■ Collected data entries:
+===+

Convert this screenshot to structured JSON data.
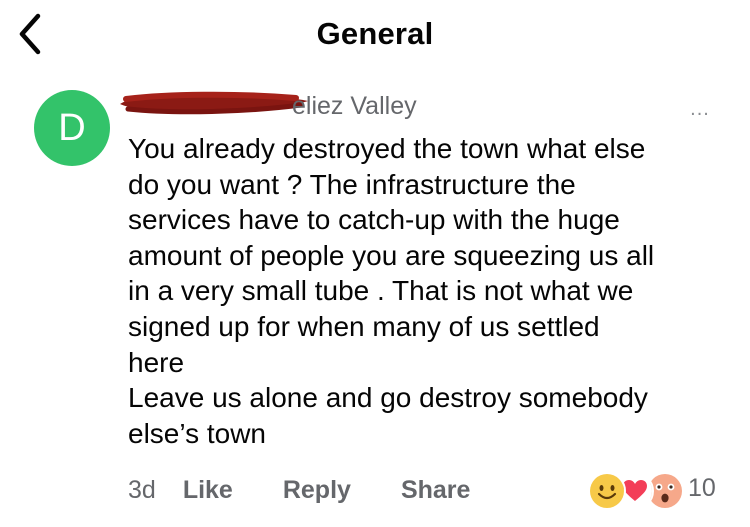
{
  "header": {
    "title": "General"
  },
  "comment": {
    "avatar_initial": "D",
    "author_visible_suffix": "eliez Valley",
    "more_label": "...",
    "body_lines": [
      "You already destroyed the town what else",
      "do you want ? The infrastructure the",
      "services have to catch-up with the huge",
      "amount of people you are squeezing us all",
      "in a very small tube . That is not what we",
      "signed up for when many of us settled",
      "here",
      "Leave us alone and go destroy somebody",
      "else’s town"
    ],
    "time": "3d",
    "like_label": "Like",
    "reply_label": "Reply",
    "share_label": "Share",
    "reaction_icons": [
      "haha-smile-icon",
      "love-heart-icon",
      "wow-face-icon"
    ],
    "reaction_count": "10"
  },
  "colors": {
    "avatar_bg": "#33c36a",
    "secondary_text": "#65676b",
    "redaction": "#8b1a14",
    "love": "#f33e58",
    "haha": "#f7c948"
  }
}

+===+

■ GOAL:
List every line above that holds the word "else".

■ TASK OUTPUT:
      "You already destroyed the town what else",
      "else’s town"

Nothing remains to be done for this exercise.